▶ YOUR OBJECTIVE: Reproduce verbatim only the lines from the one containing "OCR this image." through the last line below, both included.

▶ TASK INPUTS:
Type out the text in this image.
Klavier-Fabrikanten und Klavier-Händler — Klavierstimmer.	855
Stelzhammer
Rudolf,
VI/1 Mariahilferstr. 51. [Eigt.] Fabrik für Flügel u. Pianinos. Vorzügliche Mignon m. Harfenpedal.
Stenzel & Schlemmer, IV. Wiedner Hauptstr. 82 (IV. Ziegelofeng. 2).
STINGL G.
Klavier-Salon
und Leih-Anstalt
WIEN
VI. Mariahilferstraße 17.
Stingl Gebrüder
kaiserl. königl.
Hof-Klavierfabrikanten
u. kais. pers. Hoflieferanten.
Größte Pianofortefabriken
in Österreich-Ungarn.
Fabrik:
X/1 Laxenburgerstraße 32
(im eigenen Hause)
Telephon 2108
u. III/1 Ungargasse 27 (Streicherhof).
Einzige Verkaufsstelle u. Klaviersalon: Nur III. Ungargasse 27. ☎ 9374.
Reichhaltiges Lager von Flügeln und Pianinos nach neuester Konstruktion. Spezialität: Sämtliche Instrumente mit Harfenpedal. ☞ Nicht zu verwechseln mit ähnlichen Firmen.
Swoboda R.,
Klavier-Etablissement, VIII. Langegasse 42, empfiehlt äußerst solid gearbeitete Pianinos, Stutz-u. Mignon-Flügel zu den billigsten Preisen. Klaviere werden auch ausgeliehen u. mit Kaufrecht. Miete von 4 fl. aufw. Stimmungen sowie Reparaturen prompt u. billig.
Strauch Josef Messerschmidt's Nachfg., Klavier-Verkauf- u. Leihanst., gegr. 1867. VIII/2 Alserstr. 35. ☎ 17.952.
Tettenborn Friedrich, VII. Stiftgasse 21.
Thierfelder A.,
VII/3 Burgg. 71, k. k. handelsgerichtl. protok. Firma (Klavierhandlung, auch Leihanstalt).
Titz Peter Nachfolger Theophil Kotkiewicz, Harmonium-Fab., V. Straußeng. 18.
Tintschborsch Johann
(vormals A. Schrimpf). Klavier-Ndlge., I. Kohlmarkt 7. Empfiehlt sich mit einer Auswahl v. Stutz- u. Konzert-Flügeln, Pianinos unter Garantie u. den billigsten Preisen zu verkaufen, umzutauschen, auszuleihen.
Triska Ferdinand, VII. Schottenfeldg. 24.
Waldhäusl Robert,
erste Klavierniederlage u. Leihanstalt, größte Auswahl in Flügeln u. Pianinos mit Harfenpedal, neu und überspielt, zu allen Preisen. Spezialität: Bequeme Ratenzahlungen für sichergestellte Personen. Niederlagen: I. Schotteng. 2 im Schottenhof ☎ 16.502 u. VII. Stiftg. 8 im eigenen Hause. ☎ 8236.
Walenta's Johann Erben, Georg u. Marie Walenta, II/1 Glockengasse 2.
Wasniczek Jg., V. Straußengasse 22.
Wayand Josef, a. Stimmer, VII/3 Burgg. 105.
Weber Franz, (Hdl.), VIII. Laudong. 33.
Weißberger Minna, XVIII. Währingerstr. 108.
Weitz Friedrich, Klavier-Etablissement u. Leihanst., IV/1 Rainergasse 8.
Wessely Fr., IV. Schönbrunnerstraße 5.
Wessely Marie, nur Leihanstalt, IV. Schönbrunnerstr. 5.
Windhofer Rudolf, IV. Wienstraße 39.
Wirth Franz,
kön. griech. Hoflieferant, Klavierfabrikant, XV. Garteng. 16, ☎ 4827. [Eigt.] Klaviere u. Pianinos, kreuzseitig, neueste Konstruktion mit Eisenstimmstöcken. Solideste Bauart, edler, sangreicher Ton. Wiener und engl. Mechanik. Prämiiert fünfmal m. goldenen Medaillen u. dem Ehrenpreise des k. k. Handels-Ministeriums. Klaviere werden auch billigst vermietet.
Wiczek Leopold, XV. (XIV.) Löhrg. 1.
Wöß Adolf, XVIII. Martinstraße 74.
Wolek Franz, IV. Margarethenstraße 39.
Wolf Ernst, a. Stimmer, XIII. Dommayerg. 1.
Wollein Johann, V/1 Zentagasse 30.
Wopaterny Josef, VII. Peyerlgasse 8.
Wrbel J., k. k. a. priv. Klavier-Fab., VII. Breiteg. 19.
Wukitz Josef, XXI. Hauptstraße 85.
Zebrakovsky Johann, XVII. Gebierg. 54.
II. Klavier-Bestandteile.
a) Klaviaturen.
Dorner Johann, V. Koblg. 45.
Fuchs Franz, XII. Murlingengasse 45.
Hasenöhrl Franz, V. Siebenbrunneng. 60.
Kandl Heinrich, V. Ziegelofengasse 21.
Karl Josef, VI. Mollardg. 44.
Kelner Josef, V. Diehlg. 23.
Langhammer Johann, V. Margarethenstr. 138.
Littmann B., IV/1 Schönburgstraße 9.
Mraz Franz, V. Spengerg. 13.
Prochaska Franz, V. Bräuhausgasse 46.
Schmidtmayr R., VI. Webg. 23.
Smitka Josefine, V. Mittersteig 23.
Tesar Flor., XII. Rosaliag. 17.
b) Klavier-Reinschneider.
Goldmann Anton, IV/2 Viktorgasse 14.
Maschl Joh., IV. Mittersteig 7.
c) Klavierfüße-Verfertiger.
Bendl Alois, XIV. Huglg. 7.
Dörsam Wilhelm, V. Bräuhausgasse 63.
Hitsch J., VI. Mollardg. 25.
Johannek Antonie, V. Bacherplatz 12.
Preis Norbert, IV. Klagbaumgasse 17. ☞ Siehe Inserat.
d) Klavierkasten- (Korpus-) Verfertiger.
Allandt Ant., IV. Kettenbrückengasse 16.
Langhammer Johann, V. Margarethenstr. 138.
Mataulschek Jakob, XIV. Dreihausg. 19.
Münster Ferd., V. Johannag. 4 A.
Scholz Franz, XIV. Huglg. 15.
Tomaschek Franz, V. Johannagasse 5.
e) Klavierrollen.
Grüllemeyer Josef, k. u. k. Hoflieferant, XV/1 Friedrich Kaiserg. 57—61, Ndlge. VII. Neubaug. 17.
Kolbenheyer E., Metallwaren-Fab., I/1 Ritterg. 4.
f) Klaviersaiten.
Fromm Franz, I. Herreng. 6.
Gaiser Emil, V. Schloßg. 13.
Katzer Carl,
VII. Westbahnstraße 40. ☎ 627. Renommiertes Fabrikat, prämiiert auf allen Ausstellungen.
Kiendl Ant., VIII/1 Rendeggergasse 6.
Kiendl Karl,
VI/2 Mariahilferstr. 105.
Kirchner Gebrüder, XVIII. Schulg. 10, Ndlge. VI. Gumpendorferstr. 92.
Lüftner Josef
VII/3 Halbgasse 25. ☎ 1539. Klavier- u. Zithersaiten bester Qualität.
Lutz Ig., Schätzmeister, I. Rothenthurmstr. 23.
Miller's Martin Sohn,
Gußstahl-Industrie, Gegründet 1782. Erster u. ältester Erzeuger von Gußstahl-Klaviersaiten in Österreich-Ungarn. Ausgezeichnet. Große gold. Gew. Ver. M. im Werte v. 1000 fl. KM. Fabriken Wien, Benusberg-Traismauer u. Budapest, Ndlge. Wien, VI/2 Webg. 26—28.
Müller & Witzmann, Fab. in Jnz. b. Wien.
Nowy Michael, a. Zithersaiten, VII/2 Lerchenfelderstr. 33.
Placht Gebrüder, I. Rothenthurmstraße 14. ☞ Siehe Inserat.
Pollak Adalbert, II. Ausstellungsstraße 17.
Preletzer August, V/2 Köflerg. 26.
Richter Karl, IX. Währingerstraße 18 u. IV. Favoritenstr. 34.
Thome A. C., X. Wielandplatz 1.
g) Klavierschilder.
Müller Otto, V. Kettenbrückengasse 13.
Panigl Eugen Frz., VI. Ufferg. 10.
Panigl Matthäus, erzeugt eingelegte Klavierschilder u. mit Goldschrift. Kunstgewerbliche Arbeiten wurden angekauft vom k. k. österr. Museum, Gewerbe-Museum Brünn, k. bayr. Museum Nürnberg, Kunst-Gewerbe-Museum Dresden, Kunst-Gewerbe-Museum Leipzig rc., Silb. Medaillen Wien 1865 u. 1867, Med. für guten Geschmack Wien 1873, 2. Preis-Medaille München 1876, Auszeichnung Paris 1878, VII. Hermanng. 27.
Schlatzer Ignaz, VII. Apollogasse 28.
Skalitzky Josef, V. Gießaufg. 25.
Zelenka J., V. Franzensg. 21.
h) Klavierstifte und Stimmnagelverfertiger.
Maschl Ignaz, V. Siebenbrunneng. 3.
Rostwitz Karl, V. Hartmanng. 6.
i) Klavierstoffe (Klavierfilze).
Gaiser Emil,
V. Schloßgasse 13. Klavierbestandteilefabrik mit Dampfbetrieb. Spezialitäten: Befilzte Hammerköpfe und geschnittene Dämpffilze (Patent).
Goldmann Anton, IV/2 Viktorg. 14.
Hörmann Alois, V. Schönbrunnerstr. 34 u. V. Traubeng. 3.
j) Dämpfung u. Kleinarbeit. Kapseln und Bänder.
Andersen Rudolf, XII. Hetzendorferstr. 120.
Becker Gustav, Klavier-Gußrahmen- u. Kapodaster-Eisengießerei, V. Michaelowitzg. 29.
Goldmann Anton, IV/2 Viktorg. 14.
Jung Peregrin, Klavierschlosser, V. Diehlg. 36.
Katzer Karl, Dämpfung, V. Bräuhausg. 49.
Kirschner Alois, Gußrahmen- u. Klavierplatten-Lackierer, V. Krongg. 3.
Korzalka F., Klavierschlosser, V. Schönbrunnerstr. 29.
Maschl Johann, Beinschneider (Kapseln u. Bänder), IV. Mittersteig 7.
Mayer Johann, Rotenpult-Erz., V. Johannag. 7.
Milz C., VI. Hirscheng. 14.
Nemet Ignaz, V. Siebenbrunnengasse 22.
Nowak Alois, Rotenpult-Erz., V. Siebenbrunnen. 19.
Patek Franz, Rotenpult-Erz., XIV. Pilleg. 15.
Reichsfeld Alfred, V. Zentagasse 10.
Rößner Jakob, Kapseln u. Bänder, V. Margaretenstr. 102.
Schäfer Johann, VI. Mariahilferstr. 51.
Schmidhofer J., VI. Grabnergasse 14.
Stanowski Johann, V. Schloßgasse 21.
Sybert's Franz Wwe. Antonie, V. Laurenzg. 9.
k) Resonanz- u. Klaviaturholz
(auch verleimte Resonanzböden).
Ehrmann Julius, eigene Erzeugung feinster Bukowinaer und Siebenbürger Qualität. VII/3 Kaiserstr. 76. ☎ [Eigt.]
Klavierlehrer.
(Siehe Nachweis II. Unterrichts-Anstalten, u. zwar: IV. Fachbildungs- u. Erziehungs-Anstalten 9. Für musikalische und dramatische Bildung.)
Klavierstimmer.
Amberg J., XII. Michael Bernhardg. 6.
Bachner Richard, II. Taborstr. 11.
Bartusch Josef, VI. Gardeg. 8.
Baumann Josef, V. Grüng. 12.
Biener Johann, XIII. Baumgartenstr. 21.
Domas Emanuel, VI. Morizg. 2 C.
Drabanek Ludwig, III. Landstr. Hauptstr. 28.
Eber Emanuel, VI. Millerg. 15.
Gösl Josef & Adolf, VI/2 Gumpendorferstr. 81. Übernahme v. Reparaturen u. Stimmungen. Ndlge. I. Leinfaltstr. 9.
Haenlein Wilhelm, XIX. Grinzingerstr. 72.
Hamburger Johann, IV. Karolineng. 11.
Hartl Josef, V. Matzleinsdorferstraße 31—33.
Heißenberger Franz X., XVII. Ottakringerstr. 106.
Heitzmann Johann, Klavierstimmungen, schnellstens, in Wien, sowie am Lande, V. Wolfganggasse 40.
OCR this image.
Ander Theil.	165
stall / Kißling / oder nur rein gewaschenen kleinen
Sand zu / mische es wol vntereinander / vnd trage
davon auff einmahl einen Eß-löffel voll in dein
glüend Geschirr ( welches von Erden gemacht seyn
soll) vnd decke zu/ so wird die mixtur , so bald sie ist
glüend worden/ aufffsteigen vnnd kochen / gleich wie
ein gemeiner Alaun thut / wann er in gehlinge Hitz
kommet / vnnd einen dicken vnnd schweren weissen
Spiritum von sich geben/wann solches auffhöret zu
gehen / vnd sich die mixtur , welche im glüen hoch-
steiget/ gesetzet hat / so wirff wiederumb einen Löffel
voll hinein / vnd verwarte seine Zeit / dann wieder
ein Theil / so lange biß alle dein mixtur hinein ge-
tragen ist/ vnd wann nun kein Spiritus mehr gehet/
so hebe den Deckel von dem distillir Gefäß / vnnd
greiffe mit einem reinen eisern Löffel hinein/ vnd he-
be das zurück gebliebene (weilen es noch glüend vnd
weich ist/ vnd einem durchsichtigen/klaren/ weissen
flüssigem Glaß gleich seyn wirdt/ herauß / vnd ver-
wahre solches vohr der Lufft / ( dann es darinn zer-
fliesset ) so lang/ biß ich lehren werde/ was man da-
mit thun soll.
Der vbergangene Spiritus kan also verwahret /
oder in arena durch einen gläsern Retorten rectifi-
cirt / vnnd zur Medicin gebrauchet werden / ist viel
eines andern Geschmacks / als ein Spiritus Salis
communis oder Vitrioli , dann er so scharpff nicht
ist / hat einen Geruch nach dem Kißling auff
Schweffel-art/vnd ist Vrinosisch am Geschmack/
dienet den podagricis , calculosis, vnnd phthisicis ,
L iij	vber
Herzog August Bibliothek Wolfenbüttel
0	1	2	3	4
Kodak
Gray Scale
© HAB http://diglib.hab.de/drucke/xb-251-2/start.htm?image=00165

▶ REPLY TO THE EXERCISE:
OCR this image.
Ander Theil.	165
stall / Kißling / oder nur rein gewaschenen kleinen
Sand zu / mische es wol vntereinander / vnd trage
davon auff einmahl einen Eß-löffel voll in dein
glüend Geschirr ( welches von Erden gemacht seyn
soll) vnd decke zu/ so wird die mixtur , so bald sie ist
glüend worden/ aufffsteigen vnnd kochen / gleich wie
ein gemeiner Alaun thut / wann er in gehlinge Hitz
kommet / vnnd einen dicken vnnd schweren weissen
Spiritum von sich geben/wann solches auffhöret zu
gehen / vnd sich die mixtur , welche im glüen hoch-
steiget/ gesetzet hat / so wirff wiederumb einen Löffel
voll hinein / vnd verwarte seine Zeit / dann wieder
ein Theil / so lange biß alle dein mixtur hinein ge-
tragen ist/ vnd wann nun kein Spiritus mehr gehet/
so hebe den Deckel von dem distillir Gefäß / vnnd
greiffe mit einem reinen eisern Löffel hinein/ vnd he-
be das zurück gebliebene (weilen es noch glüend vnd
weich ist/ vnd einem durchsichtigen/klaren/ weissen
flüssigem Glaß gleich seyn wirdt/ herauß / vnd ver-
wahre solches vohr der Lufft / ( dann es darinn zer-
fliesset ) so lang/ biß ich lehren werde/ was man da-
mit thun soll.
Der vbergangene Spiritus kan also verwahret /
oder in arena durch einen gläsern Retorten rectifi-
cirt / vnnd zur Medicin gebrauchet werden / ist viel
eines andern Geschmacks / als ein Spiritus Salis
communis oder Vitrioli , dann er so scharpff nicht
ist / hat einen Geruch nach dem Kißling auff
Schweffel-art/vnd ist Vrinosisch am Geschmack/
dienet den podagricis , calculosis, vnnd phthisicis ,
L iij	vber
Herzog August Bibliothek Wolfenbüttel
0	1	2	3	4
Kodak
Gray Scale
© HAB http://diglib.hab.de/drucke/xb-251-2/start.htm?image=00165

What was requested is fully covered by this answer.